» PROBLEM TO SOLVE: Tally every line of the material that includes "解题思路", then give the tally and nothing else.

» DATA SUPPLIED:
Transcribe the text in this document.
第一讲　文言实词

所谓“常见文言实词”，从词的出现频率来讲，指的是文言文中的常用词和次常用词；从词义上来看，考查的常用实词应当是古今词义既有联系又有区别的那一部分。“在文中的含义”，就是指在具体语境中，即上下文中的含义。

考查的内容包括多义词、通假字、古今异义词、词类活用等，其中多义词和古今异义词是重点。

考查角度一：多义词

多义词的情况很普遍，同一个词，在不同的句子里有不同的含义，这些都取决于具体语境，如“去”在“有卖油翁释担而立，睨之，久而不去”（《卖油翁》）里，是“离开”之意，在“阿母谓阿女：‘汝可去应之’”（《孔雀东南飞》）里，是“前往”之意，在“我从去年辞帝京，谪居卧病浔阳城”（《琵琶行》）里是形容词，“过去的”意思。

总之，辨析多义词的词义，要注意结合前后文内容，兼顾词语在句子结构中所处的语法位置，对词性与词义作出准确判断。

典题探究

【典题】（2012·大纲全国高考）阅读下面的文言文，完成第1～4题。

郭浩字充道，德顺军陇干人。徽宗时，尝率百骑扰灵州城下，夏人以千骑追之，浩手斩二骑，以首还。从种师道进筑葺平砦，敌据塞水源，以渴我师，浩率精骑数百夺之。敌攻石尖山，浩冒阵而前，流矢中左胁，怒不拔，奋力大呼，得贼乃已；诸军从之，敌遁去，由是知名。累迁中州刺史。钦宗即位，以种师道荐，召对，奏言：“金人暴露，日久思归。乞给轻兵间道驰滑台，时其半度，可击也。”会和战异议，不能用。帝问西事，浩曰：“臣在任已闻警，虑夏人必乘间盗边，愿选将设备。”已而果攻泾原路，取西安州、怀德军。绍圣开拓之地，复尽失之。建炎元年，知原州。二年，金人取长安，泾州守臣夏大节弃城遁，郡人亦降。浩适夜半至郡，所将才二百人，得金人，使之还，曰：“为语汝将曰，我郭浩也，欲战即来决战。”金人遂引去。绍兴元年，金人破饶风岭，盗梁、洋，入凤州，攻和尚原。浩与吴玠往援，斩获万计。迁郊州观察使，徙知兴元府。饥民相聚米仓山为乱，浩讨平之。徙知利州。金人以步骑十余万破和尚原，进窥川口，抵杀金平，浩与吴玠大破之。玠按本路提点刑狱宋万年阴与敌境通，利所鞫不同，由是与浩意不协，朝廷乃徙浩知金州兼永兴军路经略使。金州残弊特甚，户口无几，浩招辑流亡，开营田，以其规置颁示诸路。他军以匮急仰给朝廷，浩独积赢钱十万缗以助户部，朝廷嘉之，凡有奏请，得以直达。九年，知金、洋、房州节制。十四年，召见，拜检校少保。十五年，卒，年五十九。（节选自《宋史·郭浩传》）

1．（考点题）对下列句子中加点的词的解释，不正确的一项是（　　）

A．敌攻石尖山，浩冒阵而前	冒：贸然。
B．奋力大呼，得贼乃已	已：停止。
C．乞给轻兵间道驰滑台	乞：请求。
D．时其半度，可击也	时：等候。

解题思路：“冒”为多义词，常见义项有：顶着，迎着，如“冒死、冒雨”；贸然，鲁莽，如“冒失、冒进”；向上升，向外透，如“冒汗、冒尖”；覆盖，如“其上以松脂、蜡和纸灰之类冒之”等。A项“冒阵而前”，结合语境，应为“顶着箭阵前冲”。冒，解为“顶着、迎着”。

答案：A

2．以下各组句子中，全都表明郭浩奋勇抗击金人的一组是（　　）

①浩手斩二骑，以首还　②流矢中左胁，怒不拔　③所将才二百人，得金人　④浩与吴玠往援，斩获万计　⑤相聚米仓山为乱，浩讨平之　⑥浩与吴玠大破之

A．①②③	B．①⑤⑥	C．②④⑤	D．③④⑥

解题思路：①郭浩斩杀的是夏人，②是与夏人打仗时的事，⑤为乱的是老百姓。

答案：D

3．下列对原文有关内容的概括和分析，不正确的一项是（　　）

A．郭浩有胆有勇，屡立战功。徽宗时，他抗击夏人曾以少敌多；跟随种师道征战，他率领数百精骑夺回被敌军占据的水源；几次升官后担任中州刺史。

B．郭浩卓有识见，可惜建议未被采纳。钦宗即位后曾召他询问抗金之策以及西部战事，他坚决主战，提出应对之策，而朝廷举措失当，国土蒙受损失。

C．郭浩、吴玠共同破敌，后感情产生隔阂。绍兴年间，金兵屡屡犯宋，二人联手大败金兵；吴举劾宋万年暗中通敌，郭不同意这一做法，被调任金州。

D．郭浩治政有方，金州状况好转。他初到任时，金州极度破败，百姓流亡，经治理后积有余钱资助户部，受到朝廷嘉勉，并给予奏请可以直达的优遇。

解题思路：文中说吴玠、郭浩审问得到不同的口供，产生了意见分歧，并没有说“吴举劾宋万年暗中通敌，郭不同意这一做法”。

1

» CORRECT RESPONSE: 3